■ **Required work**
Set down the whole listing verbatim.

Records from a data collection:

------------------------

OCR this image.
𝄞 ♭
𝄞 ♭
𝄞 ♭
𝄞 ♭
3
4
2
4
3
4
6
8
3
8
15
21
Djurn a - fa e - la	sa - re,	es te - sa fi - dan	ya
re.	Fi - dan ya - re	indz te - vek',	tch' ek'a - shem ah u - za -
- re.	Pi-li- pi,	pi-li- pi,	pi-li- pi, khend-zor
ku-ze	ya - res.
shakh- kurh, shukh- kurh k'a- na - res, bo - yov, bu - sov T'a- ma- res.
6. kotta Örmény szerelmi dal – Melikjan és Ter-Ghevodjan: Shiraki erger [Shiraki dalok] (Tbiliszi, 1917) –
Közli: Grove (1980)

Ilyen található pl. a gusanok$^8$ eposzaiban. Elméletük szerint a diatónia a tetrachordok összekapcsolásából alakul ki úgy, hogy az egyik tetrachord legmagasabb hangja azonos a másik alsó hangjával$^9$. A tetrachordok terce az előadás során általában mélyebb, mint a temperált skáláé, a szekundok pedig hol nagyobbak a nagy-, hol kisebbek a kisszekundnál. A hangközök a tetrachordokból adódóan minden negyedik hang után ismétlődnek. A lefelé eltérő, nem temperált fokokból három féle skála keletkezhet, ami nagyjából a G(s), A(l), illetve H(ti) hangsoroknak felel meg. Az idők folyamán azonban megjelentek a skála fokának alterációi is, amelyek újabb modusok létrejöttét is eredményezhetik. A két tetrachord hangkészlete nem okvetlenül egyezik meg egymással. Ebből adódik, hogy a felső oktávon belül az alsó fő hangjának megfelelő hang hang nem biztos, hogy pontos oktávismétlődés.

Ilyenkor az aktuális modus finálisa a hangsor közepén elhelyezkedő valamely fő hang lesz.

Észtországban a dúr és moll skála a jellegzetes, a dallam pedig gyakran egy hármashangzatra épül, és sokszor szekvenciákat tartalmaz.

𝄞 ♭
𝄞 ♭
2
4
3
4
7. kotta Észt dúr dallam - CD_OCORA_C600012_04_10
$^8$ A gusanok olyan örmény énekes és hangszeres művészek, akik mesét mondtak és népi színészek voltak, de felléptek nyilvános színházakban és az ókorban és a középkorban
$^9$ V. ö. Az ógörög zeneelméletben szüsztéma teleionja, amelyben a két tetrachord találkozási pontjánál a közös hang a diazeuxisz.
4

------------------------

■ **Task response**
OCR this image.
𝄞 ♭
𝄞 ♭
𝄞 ♭
𝄞 ♭
3
4
2
4
3
4
6
8
3
8
15
21
Djurn a - fa e - la	sa - re,	es te - sa fi - dan	ya
re.	Fi - dan ya - re	indz te - vek',	tch' ek'a - shem ah u - za -
- re.	Pi-li- pi,	pi-li- pi,	pi-li- pi, khend-zor
ku-ze	ya - res.
shakh- kurh, shukh- kurh k'a- na - res, bo - yov, bu - sov T'a- ma- res.
6. kotta Örmény szerelmi dal – Melikjan és Ter-Ghevodjan: Shiraki erger [Shiraki dalok] (Tbiliszi, 1917) –
Közli: Grove (1980)

Ilyen található pl. a gusanok$^8$ eposzaiban. Elméletük szerint a diatónia a tetrachordok összekapcsolásából alakul ki úgy, hogy az egyik tetrachord legmagasabb hangja azonos a másik alsó hangjával$^9$. A tetrachordok terce az előadás során általában mélyebb, mint a temperált skáláé, a szekundok pedig hol nagyobbak a nagy-, hol kisebbek a kisszekundnál. A hangközök a tetrachordokból adódóan minden negyedik hang után ismétlődnek. A lefelé eltérő, nem temperált fokokból három féle skála keletkezhet, ami nagyjából a G(s), A(l), illetve H(ti) hangsoroknak felel meg. Az idők folyamán azonban megjelentek a skála fokának alterációi is, amelyek újabb modusok létrejöttét is eredményezhetik. A két tetrachord hangkészlete nem okvetlenül egyezik meg egymással. Ebből adódik, hogy a felső oktávon belül az alsó fő hangjának megfelelő hang hang nem biztos, hogy pontos oktávismétlődés.

Ilyenkor az aktuális modus finálisa a hangsor közepén elhelyezkedő valamely fő hang lesz.

Észtországban a dúr és moll skála a jellegzetes, a dallam pedig gyakran egy hármashangzatra épül, és sokszor szekvenciákat tartalmaz.

𝄞 ♭
𝄞 ♭
2
4
3
4
7. kotta Észt dúr dallam - CD_OCORA_C600012_04_10
$^8$ A gusanok olyan örmény énekes és hangszeres művészek, akik mesét mondtak és népi színészek voltak, de felléptek nyilvános színházakban és az ókorban és a középkorban
$^9$ V. ö. Az ógörög zeneelméletben szüsztéma teleionja, amelyben a két tetrachord találkozási pontjánál a közös hang a diazeuxisz.
4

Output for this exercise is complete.